> Input:
^^^^^^^^^^^^^^^^
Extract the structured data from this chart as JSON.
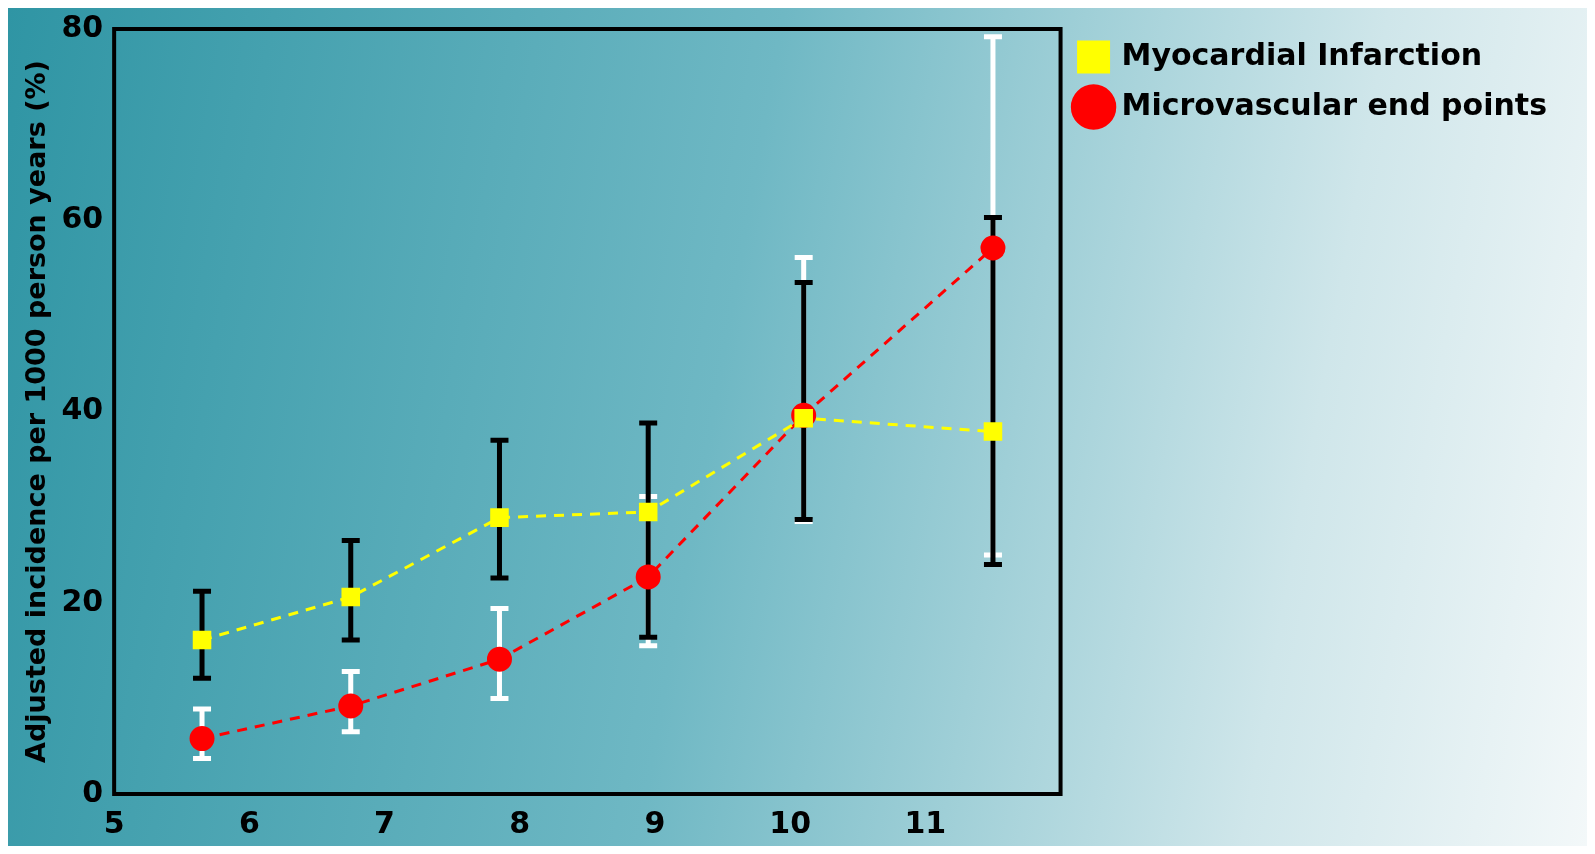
{
  "chart_data": {
    "type": "line",
    "ylabel": "Adjusted incidence per 1000 person years (%)",
    "xlim": [
      5,
      12
    ],
    "xticks": [
      5,
      6,
      7,
      8,
      9,
      10,
      11
    ],
    "ylim": [
      0,
      80
    ],
    "yticks": [
      0,
      20,
      40,
      60,
      80
    ],
    "grid": false,
    "legend": "top right",
    "line_style": "dashed",
    "series": [
      {
        "name": "Myocardial Infarction",
        "color": "#ffff00",
        "marker": "square",
        "x": [
          5.65,
          6.75,
          7.85,
          8.95,
          10.1,
          11.5
        ],
        "values": [
          16.1,
          20.6,
          28.9,
          29.5,
          39.3,
          37.9
        ],
        "errors": [
          [
            12.1,
            21.2
          ],
          [
            16.1,
            26.5
          ],
          [
            22.6,
            37.0
          ],
          [
            16.4,
            38.8
          ],
          [
            28.7,
            53.5
          ],
          [
            24.0,
            60.3
          ]
        ]
      },
      {
        "name": "Microvascular end points",
        "color": "#ff0000",
        "marker": "circle",
        "x": [
          5.65,
          6.75,
          7.85,
          8.95,
          10.1,
          11.5
        ],
        "values": [
          5.8,
          9.2,
          14.1,
          22.7,
          39.6,
          57.1
        ],
        "errors": [
          [
            3.7,
            8.9
          ],
          [
            6.5,
            12.8
          ],
          [
            10.0,
            19.4
          ],
          [
            15.5,
            31.1
          ],
          [
            28.5,
            56.1
          ],
          [
            25.0,
            79.2
          ]
        ]
      }
    ]
  }
}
^^^^^^^^^^^^^^^^
Repeat all the data as it stands, dropping any images it holds.

Extract the structured data from this chart as JSON.
{
  "chart_data": {
    "type": "line",
    "ylabel": "Adjusted incidence per 1000 person years (%)",
    "xlim": [
      5,
      12
    ],
    "xticks": [
      5,
      6,
      7,
      8,
      9,
      10,
      11
    ],
    "ylim": [
      0,
      80
    ],
    "yticks": [
      0,
      20,
      40,
      60,
      80
    ],
    "grid": false,
    "legend": "top right",
    "line_style": "dashed",
    "series": [
      {
        "name": "Myocardial Infarction",
        "color": "#ffff00",
        "marker": "square",
        "x": [
          5.65,
          6.75,
          7.85,
          8.95,
          10.1,
          11.5
        ],
        "values": [
          16.1,
          20.6,
          28.9,
          29.5,
          39.3,
          37.9
        ],
        "errors": [
          [
            12.1,
            21.2
          ],
          [
            16.1,
            26.5
          ],
          [
            22.6,
            37.0
          ],
          [
            16.4,
            38.8
          ],
          [
            28.7,
            53.5
          ],
          [
            24.0,
            60.3
          ]
        ]
      },
      {
        "name": "Microvascular end points",
        "color": "#ff0000",
        "marker": "circle",
        "x": [
          5.65,
          6.75,
          7.85,
          8.95,
          10.1,
          11.5
        ],
        "values": [
          5.8,
          9.2,
          14.1,
          22.7,
          39.6,
          57.1
        ],
        "errors": [
          [
            3.7,
            8.9
          ],
          [
            6.5,
            12.8
          ],
          [
            10.0,
            19.4
          ],
          [
            15.5,
            31.1
          ],
          [
            28.5,
            56.1
          ],
          [
            25.0,
            79.2
          ]
        ]
      }
    ]
  }
}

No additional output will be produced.